• [Objective] Copy out the lines that have "this" in them.
# Start of Material shown
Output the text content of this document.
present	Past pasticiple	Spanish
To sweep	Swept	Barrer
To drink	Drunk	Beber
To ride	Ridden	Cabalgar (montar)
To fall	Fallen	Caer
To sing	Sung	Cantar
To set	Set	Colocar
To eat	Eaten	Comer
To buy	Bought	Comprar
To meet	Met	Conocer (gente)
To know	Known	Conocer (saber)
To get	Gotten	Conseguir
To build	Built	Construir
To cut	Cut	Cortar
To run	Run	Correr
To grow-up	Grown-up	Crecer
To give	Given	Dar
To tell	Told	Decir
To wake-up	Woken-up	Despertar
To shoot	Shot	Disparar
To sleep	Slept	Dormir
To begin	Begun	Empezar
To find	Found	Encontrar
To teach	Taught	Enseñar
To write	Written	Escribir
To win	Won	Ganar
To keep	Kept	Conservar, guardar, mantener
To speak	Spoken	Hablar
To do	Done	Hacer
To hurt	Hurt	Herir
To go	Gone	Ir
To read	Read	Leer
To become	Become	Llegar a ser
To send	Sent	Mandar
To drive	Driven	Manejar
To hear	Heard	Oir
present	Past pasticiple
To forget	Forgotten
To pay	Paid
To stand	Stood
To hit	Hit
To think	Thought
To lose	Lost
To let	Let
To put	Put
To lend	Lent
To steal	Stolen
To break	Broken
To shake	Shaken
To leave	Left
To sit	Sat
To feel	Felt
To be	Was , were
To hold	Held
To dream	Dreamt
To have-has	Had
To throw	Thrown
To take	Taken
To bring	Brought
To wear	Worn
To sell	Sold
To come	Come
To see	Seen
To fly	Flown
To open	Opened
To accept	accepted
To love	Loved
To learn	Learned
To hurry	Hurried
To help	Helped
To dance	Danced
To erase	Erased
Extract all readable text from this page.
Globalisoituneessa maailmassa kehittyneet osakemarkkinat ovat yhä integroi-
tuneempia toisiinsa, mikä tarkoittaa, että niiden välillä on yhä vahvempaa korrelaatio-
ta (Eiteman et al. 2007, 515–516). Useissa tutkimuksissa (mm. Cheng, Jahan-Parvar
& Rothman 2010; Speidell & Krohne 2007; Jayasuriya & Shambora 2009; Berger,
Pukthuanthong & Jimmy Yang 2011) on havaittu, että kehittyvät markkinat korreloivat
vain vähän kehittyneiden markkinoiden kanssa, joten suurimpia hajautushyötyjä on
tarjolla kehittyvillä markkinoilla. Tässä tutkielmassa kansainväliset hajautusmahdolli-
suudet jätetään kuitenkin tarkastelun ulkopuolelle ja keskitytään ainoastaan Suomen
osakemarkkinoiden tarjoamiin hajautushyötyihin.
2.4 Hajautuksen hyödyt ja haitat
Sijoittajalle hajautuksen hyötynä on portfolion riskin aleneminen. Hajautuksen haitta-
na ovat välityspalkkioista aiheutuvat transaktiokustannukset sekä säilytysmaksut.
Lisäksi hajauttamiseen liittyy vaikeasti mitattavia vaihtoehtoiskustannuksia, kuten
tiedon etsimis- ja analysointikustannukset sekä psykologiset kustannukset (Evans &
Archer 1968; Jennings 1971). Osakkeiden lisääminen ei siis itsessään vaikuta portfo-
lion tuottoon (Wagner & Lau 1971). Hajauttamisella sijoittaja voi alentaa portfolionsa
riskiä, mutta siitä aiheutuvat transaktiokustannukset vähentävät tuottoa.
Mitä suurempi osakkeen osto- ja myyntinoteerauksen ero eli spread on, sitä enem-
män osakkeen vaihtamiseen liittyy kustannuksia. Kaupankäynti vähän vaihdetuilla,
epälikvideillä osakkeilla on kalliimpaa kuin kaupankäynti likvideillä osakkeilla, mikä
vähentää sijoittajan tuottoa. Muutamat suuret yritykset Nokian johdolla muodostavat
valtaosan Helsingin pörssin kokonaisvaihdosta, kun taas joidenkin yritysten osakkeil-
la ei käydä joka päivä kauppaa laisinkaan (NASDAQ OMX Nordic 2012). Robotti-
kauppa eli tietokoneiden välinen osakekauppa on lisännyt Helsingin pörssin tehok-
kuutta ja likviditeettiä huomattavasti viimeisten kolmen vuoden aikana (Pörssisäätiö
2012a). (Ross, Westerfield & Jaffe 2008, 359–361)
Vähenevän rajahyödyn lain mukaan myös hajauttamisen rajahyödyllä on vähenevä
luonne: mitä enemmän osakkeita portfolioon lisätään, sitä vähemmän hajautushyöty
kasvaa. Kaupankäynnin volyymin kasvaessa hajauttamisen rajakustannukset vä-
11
# End of Material shown
# Start of Material shown
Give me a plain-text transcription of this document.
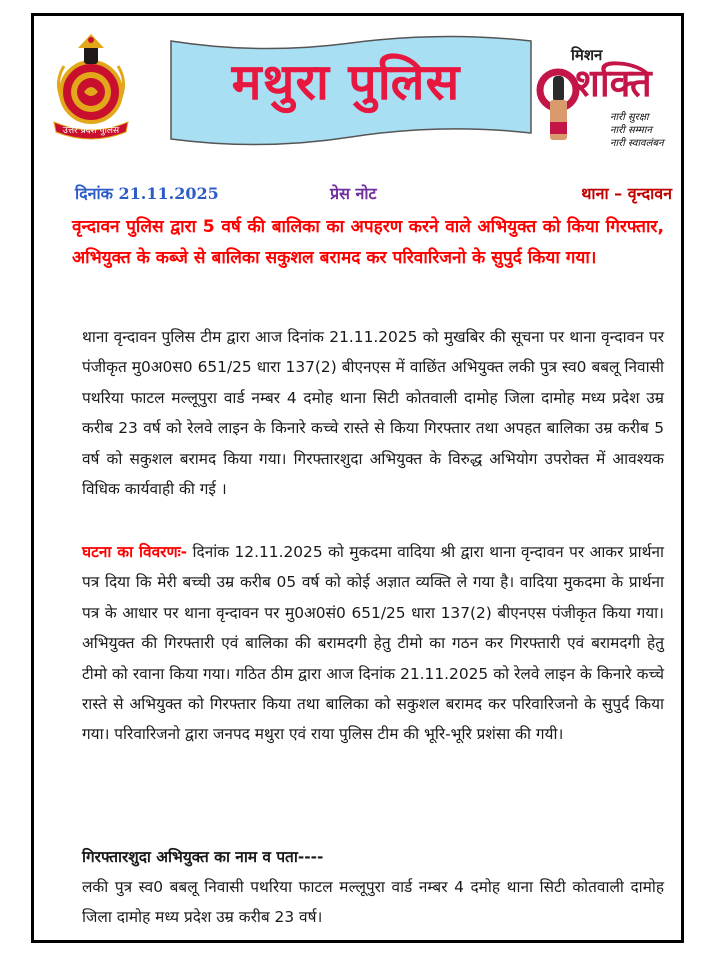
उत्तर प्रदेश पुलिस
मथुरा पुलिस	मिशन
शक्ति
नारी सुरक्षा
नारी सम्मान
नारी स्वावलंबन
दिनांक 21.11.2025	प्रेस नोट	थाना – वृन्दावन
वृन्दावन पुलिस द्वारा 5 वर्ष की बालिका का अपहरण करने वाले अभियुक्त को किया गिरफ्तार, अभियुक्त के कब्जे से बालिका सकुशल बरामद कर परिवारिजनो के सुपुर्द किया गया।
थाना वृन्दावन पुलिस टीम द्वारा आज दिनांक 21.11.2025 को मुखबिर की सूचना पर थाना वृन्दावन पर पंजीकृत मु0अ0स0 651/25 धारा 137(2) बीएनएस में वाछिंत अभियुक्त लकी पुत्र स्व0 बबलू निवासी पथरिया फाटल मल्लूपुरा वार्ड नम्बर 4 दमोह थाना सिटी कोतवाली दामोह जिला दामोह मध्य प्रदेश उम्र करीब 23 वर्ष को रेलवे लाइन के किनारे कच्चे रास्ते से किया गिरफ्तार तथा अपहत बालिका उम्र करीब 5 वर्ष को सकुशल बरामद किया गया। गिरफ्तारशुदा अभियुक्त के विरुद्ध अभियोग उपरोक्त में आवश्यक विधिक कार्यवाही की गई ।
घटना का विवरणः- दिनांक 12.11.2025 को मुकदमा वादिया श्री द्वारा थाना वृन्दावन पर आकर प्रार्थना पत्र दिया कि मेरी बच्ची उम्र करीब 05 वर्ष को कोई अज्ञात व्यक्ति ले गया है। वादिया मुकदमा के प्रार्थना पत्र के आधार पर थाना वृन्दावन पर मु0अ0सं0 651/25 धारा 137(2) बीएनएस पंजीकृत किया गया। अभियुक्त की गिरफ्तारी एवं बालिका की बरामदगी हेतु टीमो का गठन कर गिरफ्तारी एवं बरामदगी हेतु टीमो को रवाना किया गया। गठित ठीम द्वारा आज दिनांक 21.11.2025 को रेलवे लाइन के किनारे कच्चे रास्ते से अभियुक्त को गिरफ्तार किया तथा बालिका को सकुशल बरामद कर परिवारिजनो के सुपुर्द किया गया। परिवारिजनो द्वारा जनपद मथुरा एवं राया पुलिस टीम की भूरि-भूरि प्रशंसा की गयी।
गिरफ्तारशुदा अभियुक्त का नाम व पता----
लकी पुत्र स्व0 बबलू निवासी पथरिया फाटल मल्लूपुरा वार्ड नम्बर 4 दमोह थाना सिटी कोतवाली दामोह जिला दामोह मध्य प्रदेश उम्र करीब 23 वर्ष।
# End of Material shown
• [Expected output]
Output the text content of this document.
Extract all readable text from this page.
Give me a plain-text transcription of this document.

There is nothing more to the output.